**Task to carry out**
Rewrite the lines from the very first one through the line containing "Text: 0.0: 0.0: [292, 43, 312, 56]", that line included, as a numbered list, skipping any blank lines.

-=-=-

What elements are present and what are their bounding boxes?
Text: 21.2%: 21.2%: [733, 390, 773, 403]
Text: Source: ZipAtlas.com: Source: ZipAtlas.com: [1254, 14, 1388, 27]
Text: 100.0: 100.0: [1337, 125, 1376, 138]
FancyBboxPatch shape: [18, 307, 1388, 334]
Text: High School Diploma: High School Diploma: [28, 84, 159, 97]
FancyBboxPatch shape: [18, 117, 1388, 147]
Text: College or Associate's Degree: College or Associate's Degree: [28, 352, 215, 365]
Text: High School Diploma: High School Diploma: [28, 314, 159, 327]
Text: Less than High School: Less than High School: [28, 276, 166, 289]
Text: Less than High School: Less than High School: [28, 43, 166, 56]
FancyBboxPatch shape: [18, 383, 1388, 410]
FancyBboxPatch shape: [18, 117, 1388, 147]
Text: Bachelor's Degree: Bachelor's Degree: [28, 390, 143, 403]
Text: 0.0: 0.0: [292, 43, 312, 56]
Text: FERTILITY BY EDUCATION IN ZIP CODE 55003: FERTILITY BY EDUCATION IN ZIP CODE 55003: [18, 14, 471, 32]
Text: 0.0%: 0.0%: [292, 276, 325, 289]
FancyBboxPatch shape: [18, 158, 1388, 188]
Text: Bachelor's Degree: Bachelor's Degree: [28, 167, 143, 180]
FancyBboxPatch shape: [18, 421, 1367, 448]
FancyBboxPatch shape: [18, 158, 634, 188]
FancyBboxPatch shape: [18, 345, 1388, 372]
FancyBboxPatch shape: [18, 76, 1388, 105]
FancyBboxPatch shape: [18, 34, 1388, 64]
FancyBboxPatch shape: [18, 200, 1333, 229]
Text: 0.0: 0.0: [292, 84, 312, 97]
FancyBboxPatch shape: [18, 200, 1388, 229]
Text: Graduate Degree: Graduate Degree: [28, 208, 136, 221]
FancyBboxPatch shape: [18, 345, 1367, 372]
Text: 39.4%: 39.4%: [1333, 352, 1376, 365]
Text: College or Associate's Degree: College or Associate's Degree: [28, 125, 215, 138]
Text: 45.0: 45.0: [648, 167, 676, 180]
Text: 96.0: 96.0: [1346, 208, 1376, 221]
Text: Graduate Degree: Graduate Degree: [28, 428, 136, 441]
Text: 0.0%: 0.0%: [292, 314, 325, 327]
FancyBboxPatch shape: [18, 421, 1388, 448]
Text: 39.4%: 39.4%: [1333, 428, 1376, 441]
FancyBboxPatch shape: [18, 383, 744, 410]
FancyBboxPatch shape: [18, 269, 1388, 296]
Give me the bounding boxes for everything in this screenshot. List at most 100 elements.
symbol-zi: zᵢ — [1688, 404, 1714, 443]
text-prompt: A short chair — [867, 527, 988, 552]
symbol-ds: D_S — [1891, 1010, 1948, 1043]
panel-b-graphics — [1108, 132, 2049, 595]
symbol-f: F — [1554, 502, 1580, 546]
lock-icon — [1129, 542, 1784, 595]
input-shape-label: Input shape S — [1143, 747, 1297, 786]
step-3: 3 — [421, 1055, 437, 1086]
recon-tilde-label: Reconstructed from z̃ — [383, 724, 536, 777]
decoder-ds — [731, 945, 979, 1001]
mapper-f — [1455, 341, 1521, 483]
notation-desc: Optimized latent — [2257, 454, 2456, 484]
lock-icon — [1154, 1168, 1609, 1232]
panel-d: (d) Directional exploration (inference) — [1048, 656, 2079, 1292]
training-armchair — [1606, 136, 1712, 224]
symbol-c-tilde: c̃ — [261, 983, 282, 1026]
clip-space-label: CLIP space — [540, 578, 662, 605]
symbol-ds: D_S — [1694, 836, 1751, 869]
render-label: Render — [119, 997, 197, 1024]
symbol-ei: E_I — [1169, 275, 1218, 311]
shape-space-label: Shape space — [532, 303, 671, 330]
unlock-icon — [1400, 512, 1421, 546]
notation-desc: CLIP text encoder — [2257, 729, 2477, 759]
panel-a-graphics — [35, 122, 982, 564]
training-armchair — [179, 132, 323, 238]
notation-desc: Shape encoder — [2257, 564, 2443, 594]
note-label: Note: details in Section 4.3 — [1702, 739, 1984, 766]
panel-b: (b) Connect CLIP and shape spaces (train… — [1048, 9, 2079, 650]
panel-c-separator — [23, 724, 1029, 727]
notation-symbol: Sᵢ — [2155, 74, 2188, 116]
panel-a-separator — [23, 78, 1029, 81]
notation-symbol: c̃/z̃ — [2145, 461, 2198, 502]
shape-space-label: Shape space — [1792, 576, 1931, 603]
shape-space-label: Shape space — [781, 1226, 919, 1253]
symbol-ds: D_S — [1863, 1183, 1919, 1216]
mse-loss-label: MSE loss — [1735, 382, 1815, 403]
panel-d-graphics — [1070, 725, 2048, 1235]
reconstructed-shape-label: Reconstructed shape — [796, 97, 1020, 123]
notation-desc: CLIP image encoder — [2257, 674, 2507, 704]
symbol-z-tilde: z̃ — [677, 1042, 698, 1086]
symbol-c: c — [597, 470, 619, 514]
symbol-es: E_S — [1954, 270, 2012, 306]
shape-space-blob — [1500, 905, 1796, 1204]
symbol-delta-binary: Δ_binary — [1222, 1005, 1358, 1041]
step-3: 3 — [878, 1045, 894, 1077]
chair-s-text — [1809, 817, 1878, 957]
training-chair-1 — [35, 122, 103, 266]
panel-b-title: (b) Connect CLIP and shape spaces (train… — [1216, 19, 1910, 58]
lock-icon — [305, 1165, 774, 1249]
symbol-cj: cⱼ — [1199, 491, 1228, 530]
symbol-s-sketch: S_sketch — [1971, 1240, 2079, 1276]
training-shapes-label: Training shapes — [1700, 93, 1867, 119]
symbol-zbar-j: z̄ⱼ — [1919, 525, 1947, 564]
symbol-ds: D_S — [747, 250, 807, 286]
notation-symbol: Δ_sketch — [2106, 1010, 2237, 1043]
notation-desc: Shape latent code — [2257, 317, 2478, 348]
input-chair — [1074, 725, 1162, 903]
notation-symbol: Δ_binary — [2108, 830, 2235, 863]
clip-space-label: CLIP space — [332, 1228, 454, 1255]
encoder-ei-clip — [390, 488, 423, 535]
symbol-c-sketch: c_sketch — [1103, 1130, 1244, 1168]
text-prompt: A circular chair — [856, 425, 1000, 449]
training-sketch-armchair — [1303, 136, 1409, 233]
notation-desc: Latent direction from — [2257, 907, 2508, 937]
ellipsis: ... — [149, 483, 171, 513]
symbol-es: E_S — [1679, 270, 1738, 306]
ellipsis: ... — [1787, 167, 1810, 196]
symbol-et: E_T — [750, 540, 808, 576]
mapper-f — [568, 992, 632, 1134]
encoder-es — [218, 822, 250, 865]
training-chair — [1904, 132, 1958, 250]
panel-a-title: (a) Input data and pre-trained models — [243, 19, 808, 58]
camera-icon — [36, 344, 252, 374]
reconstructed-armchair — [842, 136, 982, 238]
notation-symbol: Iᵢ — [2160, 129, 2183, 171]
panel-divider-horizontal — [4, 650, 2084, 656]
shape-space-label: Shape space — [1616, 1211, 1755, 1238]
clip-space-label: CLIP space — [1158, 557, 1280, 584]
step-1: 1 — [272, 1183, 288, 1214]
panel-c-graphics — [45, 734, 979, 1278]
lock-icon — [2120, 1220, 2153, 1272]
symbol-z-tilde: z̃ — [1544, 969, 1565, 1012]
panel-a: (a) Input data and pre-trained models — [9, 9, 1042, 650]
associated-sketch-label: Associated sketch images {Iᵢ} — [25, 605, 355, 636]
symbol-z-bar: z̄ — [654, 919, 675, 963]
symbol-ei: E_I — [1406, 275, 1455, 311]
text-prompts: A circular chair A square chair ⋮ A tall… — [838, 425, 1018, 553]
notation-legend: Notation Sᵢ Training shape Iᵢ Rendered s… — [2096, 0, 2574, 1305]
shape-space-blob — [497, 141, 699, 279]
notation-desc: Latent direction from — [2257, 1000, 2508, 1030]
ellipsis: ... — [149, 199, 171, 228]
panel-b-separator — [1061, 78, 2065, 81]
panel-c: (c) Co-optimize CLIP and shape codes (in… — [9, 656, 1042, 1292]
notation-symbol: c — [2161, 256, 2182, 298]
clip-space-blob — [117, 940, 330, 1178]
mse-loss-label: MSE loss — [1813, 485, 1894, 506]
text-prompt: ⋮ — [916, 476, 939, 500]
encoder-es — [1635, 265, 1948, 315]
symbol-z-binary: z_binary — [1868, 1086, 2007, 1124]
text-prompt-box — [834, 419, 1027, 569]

-=-=-

**Result**
1. What elements are present and what are their bounding boxes?
2. Text: 21.2%: 21.2%: [733, 390, 773, 403]
3. Text: Source: ZipAtlas.com: Source: ZipAtlas.com: [1254, 14, 1388, 27]
4. Text: 100.0: 100.0: [1337, 125, 1376, 138]
5. FancyBboxPatch shape: [18, 307, 1388, 334]
6. Text: High School Diploma: High School Diploma: [28, 84, 159, 97]
7. FancyBboxPatch shape: [18, 117, 1388, 147]
8. Text: College or Associate's Degree: College or Associate's Degree: [28, 352, 215, 365]
9. Text: High School Diploma: High School Diploma: [28, 314, 159, 327]
10. Text: Less than High School: Less than High School: [28, 276, 166, 289]
11. Text: Less than High School: Less than High School: [28, 43, 166, 56]
12. FancyBboxPatch shape: [18, 383, 1388, 410]
13. FancyBboxPatch shape: [18, 117, 1388, 147]
14. Text: Bachelor's Degree: Bachelor's Degree: [28, 390, 143, 403]
15. Text: 0.0: 0.0: [292, 43, 312, 56]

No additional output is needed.